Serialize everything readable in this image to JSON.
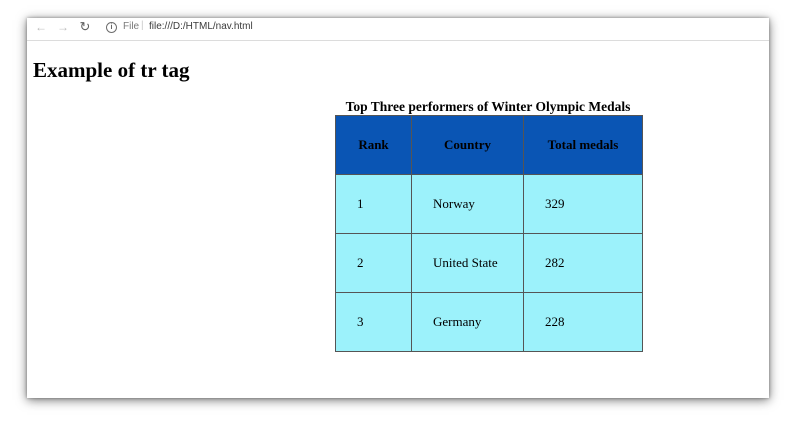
{
  "browser": {
    "back_icon": "arrow-left-icon",
    "forward_icon": "arrow-right-icon",
    "reload_icon": "reload-icon",
    "info_icon": "info-icon",
    "url_scheme": "File",
    "url_separator": "|",
    "url": "file:///D:/HTML/nav.html"
  },
  "page": {
    "heading": "Example of tr tag"
  },
  "table": {
    "caption": "Top Three performers of Winter Olympic Medals",
    "header_background": "#0a55b4",
    "row_background": "#9cf2fb",
    "columns": [
      "Rank",
      "Country",
      "Total medals"
    ],
    "rows": [
      {
        "rank": "1",
        "country": "Norway",
        "total": "329"
      },
      {
        "rank": "2",
        "country": "United State",
        "total": "282"
      },
      {
        "rank": "3",
        "country": "Germany",
        "total": "228"
      }
    ]
  }
}
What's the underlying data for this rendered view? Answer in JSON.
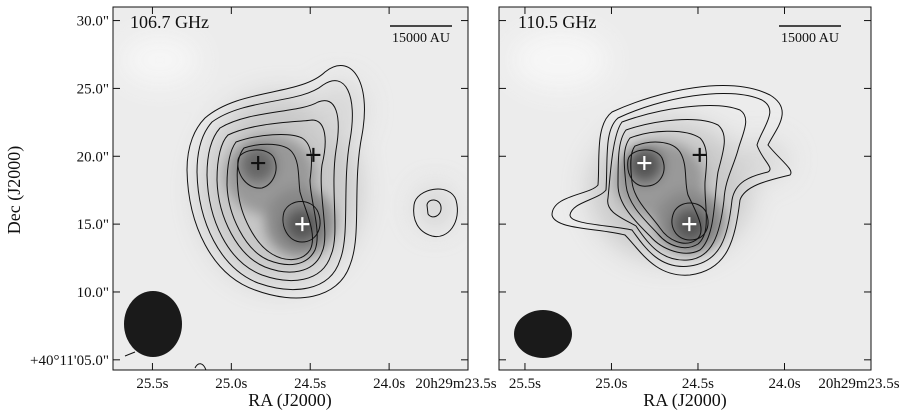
{
  "chart_data": [
    {
      "type": "image",
      "title": "106.7 GHz",
      "scale_label": "15000 AU",
      "xlabel": "RA (J2000)",
      "ylabel": "Dec (J2000)",
      "xlim": [
        25.75,
        23.5
      ],
      "ylim": [
        4.25,
        31.0
      ],
      "xticks": [
        {
          "value": 25.5,
          "label": "25.5s"
        },
        {
          "value": 25.0,
          "label": "25.0s"
        },
        {
          "value": 24.5,
          "label": "24.5s"
        },
        {
          "value": 24.0,
          "label": "24.0s"
        },
        {
          "value": 23.5,
          "label": "20h29m23.5s"
        }
      ],
      "yticks": [
        {
          "value": 5,
          "label": "+40°11'05.0\""
        },
        {
          "value": 10,
          "label": "10.0\""
        },
        {
          "value": 15,
          "label": "15.0\""
        },
        {
          "value": 20,
          "label": "20.0\""
        },
        {
          "value": 25,
          "label": "25.0\""
        },
        {
          "value": 30,
          "label": "30.0\""
        }
      ],
      "sources": [
        {
          "ra": 24.83,
          "dec": 19.5,
          "color": "#111111"
        },
        {
          "ra": 24.55,
          "dec": 15.0,
          "color": "#ffffff"
        },
        {
          "ra": 24.48,
          "dec": 20.1,
          "color": "#111111"
        }
      ]
    },
    {
      "type": "image",
      "title": "110.5 GHz",
      "scale_label": "15000 AU",
      "xlabel": "RA (J2000)",
      "xlim": [
        25.65,
        23.5
      ],
      "ylim": [
        4.25,
        31.0
      ],
      "xticks": [
        {
          "value": 25.5,
          "label": "25.5s"
        },
        {
          "value": 25.0,
          "label": "25.0s"
        },
        {
          "value": 24.5,
          "label": "24.5s"
        },
        {
          "value": 24.0,
          "label": "24.0s"
        },
        {
          "value": 23.5,
          "label": "20h29m23.5s"
        }
      ],
      "yticks": [
        5,
        10,
        15,
        20,
        25,
        30
      ],
      "sources": [
        {
          "ra": 24.81,
          "dec": 19.5,
          "color": "#ffffff"
        },
        {
          "ra": 24.55,
          "dec": 15.0,
          "color": "#ffffff"
        },
        {
          "ra": 24.49,
          "dec": 20.1,
          "color": "#111111"
        }
      ]
    }
  ]
}
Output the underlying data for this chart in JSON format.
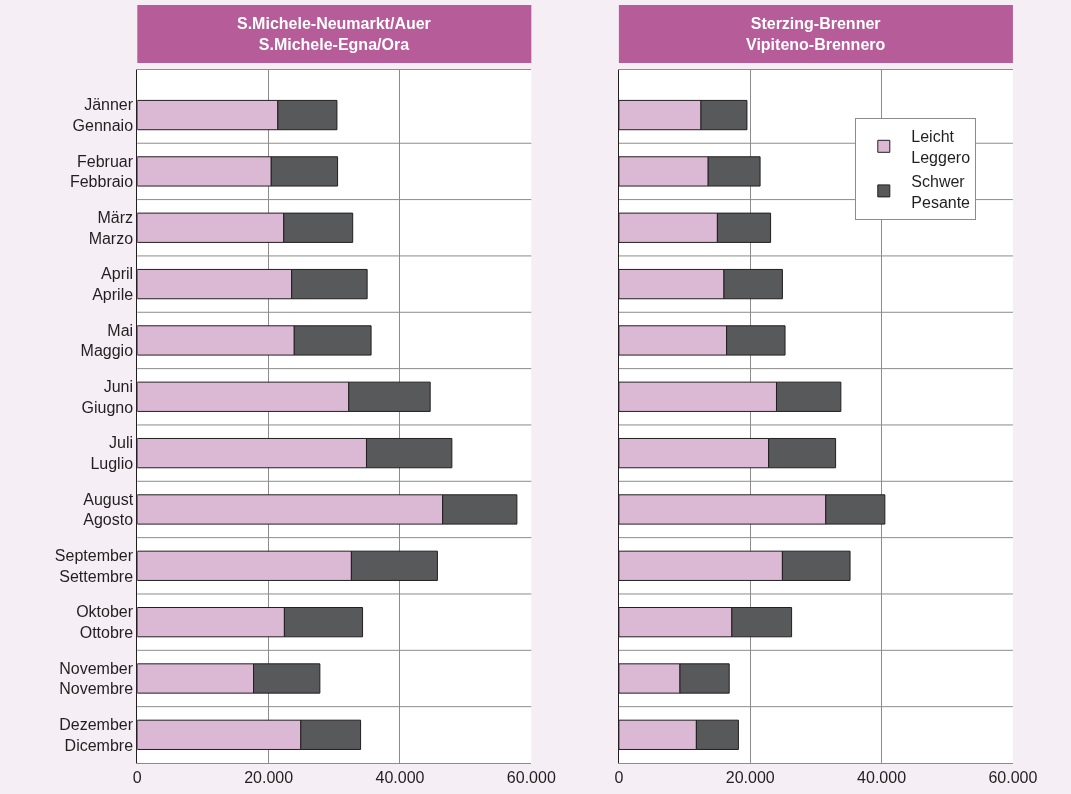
{
  "chart_data": [
    {
      "type": "bar",
      "orientation": "horizontal",
      "stacked": true,
      "title": "S.Michele-Neumarkt/Auer\nS.Michele-Egna/Ora",
      "categories": [
        "Jänner\nGennaio",
        "Februar\nFebbraio",
        "März\nMarzo",
        "April\nAprile",
        "Mai\nMaggio",
        "Juni\nGiugno",
        "Juli\nLuglio",
        "August\nAgosto",
        "September\nSettembre",
        "Oktober\nOttobre",
        "November\nNovembre",
        "Dezember\nDicembre"
      ],
      "series": [
        {
          "color": "#dbb8d4",
          "values": [
            21400,
            20400,
            22300,
            23500,
            23900,
            32200,
            34900,
            46500,
            32600,
            22400,
            17700,
            24900
          ]
        },
        {
          "color": "#58595b",
          "values": [
            9000,
            10100,
            10500,
            11500,
            11700,
            12400,
            13000,
            11300,
            13100,
            11900,
            10100,
            9100
          ]
        }
      ],
      "xlim": [
        0,
        60000
      ],
      "xticks": [
        0,
        {
          "value": 20000,
          "label": "20.000"
        },
        {
          "value": 40000,
          "label": "40.000"
        },
        {
          "value": 60000,
          "label": "60.000"
        }
      ],
      "grid": true
    },
    {
      "type": "bar",
      "orientation": "horizontal",
      "stacked": true,
      "title": "Sterzing-Brenner\nVipiteno-Brennero",
      "categories": [
        "Jänner\nGennaio",
        "Februar\nFebbraio",
        "März\nMarzo",
        "April\nAprile",
        "Mai\nMaggio",
        "Juni\nGiugno",
        "Juli\nLuglio",
        "August\nAgosto",
        "September\nSettembre",
        "Oktober\nOttobre",
        "November\nNovembre",
        "Dezember\nDicembre"
      ],
      "series": [
        {
          "name": "Leicht\nLeggero",
          "color": "#dbb8d4",
          "values": [
            12500,
            13600,
            15000,
            16000,
            16400,
            24000,
            22800,
            31500,
            24900,
            17200,
            9300,
            11800
          ]
        },
        {
          "name": "Schwer\nPesante",
          "color": "#58595b",
          "values": [
            7000,
            7900,
            8100,
            8900,
            8900,
            9800,
            10200,
            9000,
            10300,
            9100,
            7500,
            6400
          ]
        }
      ],
      "xlim": [
        0,
        60000
      ],
      "xticks": [
        0,
        {
          "value": 20000,
          "label": "20.000"
        },
        {
          "value": 40000,
          "label": "40.000"
        },
        {
          "value": 60000,
          "label": "60.000"
        }
      ],
      "grid": true,
      "tick_labels": "x",
      "legend": "top right"
    }
  ]
}
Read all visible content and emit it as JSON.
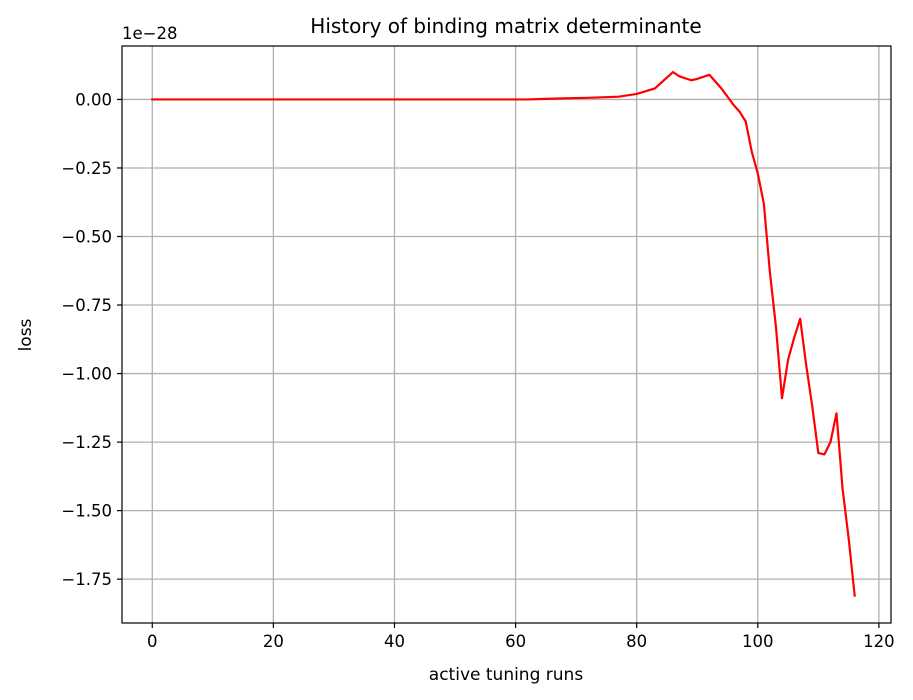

+--

Directions: Repeat the data exactly, without the pictures.

Response to this exercise:
Serialize everything readable in this image to JSON.
{
  "browser": {
    "back_icon": "arrow-left-icon",
    "forward_icon": "arrow-right-icon",
    "reload_icon": "reload-icon",
    "info_icon": "info-icon",
    "url_scheme": "File",
    "url_separator": "|",
    "url": "file:///D:/HTML/nav.html"
  },
  "page": {
    "heading": "Example of tr tag"
  },
  "table": {
    "caption": "Top Three performers of Winter Olympic Medals",
    "header_background": "#0a55b4",
    "row_background": "#9cf2fb",
    "columns": [
      "Rank",
      "Country",
      "Total medals"
    ],
    "rows": [
      {
        "rank": "1",
        "country": "Norway",
        "total": "329"
      },
      {
        "rank": "2",
        "country": "United State",
        "total": "282"
      },
      {
        "rank": "3",
        "country": "Germany",
        "total": "228"
      }
    ]
  }
}
What's the underlying data for this rendered view? Answer in JSON.
{
  "chart_data": [
    {
      "type": "image",
      "title": "106.7 GHz",
      "scale_label": "15000 AU",
      "xlabel": "RA (J2000)",
      "ylabel": "Dec (J2000)",
      "xlim": [
        25.75,
        23.5
      ],
      "ylim": [
        4.25,
        31.0
      ],
      "xticks": [
        {
          "value": 25.5,
          "label": "25.5s"
        },
        {
          "value": 25.0,
          "label": "25.0s"
        },
        {
          "value": 24.5,
          "label": "24.5s"
        },
        {
          "value": 24.0,
          "label": "24.0s"
        },
        {
          "value": 23.5,
          "label": "20h29m23.5s"
        }
      ],
      "yticks": [
        {
          "value": 5,
          "label": "+40°11'05.0\""
        },
        {
          "value": 10,
          "label": "10.0\""
        },
        {
          "value": 15,
          "label": "15.0\""
        },
        {
          "value": 20,
          "label": "20.0\""
        },
        {
          "value": 25,
          "label": "25.0\""
        },
        {
          "value": 30,
          "label": "30.0\""
        }
      ],
      "sources": [
        {
          "ra": 24.83,
          "dec": 19.5,
          "color": "#111111"
        },
        {
          "ra": 24.55,
          "dec": 15.0,
          "color": "#ffffff"
        },
        {
          "ra": 24.48,
          "dec": 20.1,
          "color": "#111111"
        }
      ]
    },
    {
      "type": "image",
      "title": "110.5 GHz",
      "scale_label": "15000 AU",
      "xlabel": "RA (J2000)",
      "xlim": [
        25.65,
        23.5
      ],
      "ylim": [
        4.25,
        31.0
      ],
      "xticks": [
        {
          "value": 25.5,
          "label": "25.5s"
        },
        {
          "value": 25.0,
          "label": "25.0s"
        },
        {
          "value": 24.5,
          "label": "24.5s"
        },
        {
          "value": 24.0,
          "label": "24.0s"
        },
        {
          "value": 23.5,
          "label": "20h29m23.5s"
        }
      ],
      "yticks": [
        5,
        10,
        15,
        20,
        25,
        30
      ],
      "sources": [
        {
          "ra": 24.81,
          "dec": 19.5,
          "color": "#ffffff"
        },
        {
          "ra": 24.55,
          "dec": 15.0,
          "color": "#ffffff"
        },
        {
          "ra": 24.49,
          "dec": 20.1,
          "color": "#111111"
        }
      ]
    }
  ]
}
Output the underlying data for this chart in JSON format.
{
  "chart_data": [
    {
      "type": "bar",
      "orientation": "horizontal",
      "stacked": true,
      "title": "S.Michele-Neumarkt/Auer\nS.Michele-Egna/Ora",
      "categories": [
        "Jänner\nGennaio",
        "Februar\nFebbraio",
        "März\nMarzo",
        "April\nAprile",
        "Mai\nMaggio",
        "Juni\nGiugno",
        "Juli\nLuglio",
        "August\nAgosto",
        "September\nSettembre",
        "Oktober\nOttobre",
        "November\nNovembre",
        "Dezember\nDicembre"
      ],
      "series": [
        {
          "color": "#dbb8d4",
          "values": [
            21400,
            20400,
            22300,
            23500,
            23900,
            32200,
            34900,
            46500,
            32600,
            22400,
            17700,
            24900
          ]
        },
        {
          "color": "#58595b",
          "values": [
            9000,
            10100,
            10500,
            11500,
            11700,
            12400,
            13000,
            11300,
            13100,
            11900,
            10100,
            9100
          ]
        }
      ],
      "xlim": [
        0,
        60000
      ],
      "xticks": [
        0,
        {
          "value": 20000,
          "label": "20.000"
        },
        {
          "value": 40000,
          "label": "40.000"
        },
        {
          "value": 60000,
          "label": "60.000"
        }
      ],
      "grid": true
    },
    {
      "type": "bar",
      "orientation": "horizontal",
      "stacked": true,
      "title": "Sterzing-Brenner\nVipiteno-Brennero",
      "categories": [
        "Jänner\nGennaio",
        "Februar\nFebbraio",
        "März\nMarzo",
        "April\nAprile",
        "Mai\nMaggio",
        "Juni\nGiugno",
        "Juli\nLuglio",
        "August\nAgosto",
        "September\nSettembre",
        "Oktober\nOttobre",
        "November\nNovembre",
        "Dezember\nDicembre"
      ],
      "series": [
        {
          "name": "Leicht\nLeggero",
          "color": "#dbb8d4",
          "values": [
            12500,
            13600,
            15000,
            16000,
            16400,
            24000,
            22800,
            31500,
            24900,
            17200,
            9300,
            11800
          ]
        },
        {
          "name": "Schwer\nPesante",
          "color": "#58595b",
          "values": [
            7000,
            7900,
            8100,
            8900,
            8900,
            9800,
            10200,
            9000,
            10300,
            9100,
            7500,
            6400
          ]
        }
      ],
      "xlim": [
        0,
        60000
      ],
      "xticks": [
        0,
        {
          "value": 20000,
          "label": "20.000"
        },
        {
          "value": 40000,
          "label": "40.000"
        },
        {
          "value": 60000,
          "label": "60.000"
        }
      ],
      "grid": true,
      "tick_labels": "x",
      "legend": "top right"
    }
  ]
}
Read all visible content and emit it as JSON.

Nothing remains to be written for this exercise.